» MATERIAL SUPPLIED
┌──

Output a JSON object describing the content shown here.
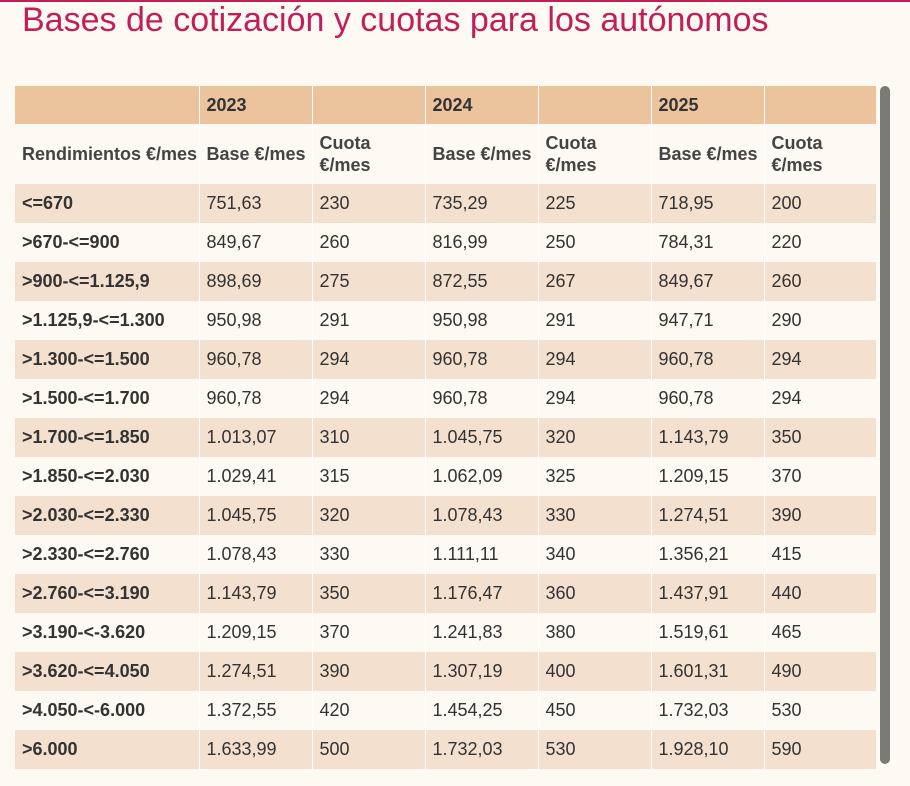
{
  "title": "Bases de cotización y cuotas para los autónomos",
  "colors": {
    "title": "#c41e5a",
    "header_band": "#ebc49e",
    "row_shaded": "#f3e0cf",
    "row_plain": "#fdf9f3",
    "scrollbar": "#7b7b76"
  },
  "table": {
    "years": [
      "",
      "2023",
      "",
      "2024",
      "",
      "2025",
      ""
    ],
    "columns": [
      "Rendimientos €/mes",
      "Base €/mes",
      "Cuota €/mes",
      "Base €/mes",
      "Cuota €/mes",
      "Base €/mes",
      "Cuota €/mes"
    ],
    "rows": [
      [
        "<=670",
        "751,63",
        "230",
        "735,29",
        "225",
        "718,95",
        "200"
      ],
      [
        ">670-<=900",
        "849,67",
        "260",
        "816,99",
        "250",
        "784,31",
        "220"
      ],
      [
        ">900-<=1.125,9",
        "898,69",
        "275",
        "872,55",
        "267",
        "849,67",
        "260"
      ],
      [
        ">1.125,9-<=1.300",
        "950,98",
        "291",
        "950,98",
        "291",
        "947,71",
        "290"
      ],
      [
        ">1.300-<=1.500",
        "960,78",
        "294",
        "960,78",
        "294",
        "960,78",
        "294"
      ],
      [
        ">1.500-<=1.700",
        "960,78",
        "294",
        "960,78",
        "294",
        "960,78",
        "294"
      ],
      [
        ">1.700-<=1.850",
        "1.013,07",
        "310",
        "1.045,75",
        "320",
        "1.143,79",
        "350"
      ],
      [
        ">1.850-<=2.030",
        "1.029,41",
        "315",
        "1.062,09",
        "325",
        "1.209,15",
        "370"
      ],
      [
        ">2.030-<=2.330",
        "1.045,75",
        "320",
        "1.078,43",
        "330",
        "1.274,51",
        "390"
      ],
      [
        ">2.330-<=2.760",
        "1.078,43",
        "330",
        "1.111,11",
        "340",
        "1.356,21",
        "415"
      ],
      [
        ">2.760-<=3.190",
        "1.143,79",
        "350",
        "1.176,47",
        "360",
        "1.437,91",
        "440"
      ],
      [
        ">3.190-<-3.620",
        "1.209,15",
        "370",
        "1.241,83",
        "380",
        "1.519,61",
        "465"
      ],
      [
        ">3.620-<=4.050",
        "1.274,51",
        "390",
        "1.307,19",
        "400",
        "1.601,31",
        "490"
      ],
      [
        ">4.050-<-6.000",
        "1.372,55",
        "420",
        "1.454,25",
        "450",
        "1.732,03",
        "530"
      ],
      [
        ">6.000",
        "1.633,99",
        "500",
        "1.732,03",
        "530",
        "1.928,10",
        "590"
      ]
    ]
  }
}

└──

» EXERCISE TASK
Note how many lines in the listing above hold the string "title", then give only that figure.

» SOLUTION FOR THIS PROBLEM
2